• What the task asks: Reproduce the listing below without changes, from its first line through the line containing "y-tick-label: 6 (84, 636, 98, 656)", including that line.

• Records for the exercise:

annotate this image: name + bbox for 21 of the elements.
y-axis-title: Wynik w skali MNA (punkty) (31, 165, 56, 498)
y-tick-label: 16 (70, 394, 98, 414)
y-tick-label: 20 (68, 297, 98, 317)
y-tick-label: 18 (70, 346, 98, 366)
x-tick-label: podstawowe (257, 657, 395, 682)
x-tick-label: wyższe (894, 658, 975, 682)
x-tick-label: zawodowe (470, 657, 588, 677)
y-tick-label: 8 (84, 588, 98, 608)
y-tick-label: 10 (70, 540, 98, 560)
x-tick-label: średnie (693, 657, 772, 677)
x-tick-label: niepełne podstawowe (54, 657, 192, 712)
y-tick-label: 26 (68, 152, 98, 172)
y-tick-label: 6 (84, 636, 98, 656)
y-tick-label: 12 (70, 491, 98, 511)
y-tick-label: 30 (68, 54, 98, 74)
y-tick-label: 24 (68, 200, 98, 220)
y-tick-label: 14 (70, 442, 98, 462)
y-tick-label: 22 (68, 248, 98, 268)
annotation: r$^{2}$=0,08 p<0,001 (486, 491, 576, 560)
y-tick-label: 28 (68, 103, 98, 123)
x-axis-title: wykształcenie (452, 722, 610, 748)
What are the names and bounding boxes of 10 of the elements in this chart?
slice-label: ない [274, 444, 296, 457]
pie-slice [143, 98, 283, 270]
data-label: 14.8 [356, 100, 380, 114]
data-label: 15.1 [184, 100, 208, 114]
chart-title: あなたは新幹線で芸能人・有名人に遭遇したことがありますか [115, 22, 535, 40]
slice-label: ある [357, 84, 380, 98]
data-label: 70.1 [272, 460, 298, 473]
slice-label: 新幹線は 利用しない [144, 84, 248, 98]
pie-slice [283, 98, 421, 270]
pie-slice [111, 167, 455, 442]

• Response below:
annotate this image: name + bbox for 21 of the elements.
y-axis-title: Wynik w skali MNA (punkty) (31, 165, 56, 498)
y-tick-label: 16 (70, 394, 98, 414)
y-tick-label: 20 (68, 297, 98, 317)
y-tick-label: 18 (70, 346, 98, 366)
x-tick-label: podstawowe (257, 657, 395, 682)
x-tick-label: wyższe (894, 658, 975, 682)
x-tick-label: zawodowe (470, 657, 588, 677)
y-tick-label: 8 (84, 588, 98, 608)
y-tick-label: 10 (70, 540, 98, 560)
x-tick-label: średnie (693, 657, 772, 677)
x-tick-label: niepełne podstawowe (54, 657, 192, 712)
y-tick-label: 26 (68, 152, 98, 172)
y-tick-label: 6 (84, 636, 98, 656)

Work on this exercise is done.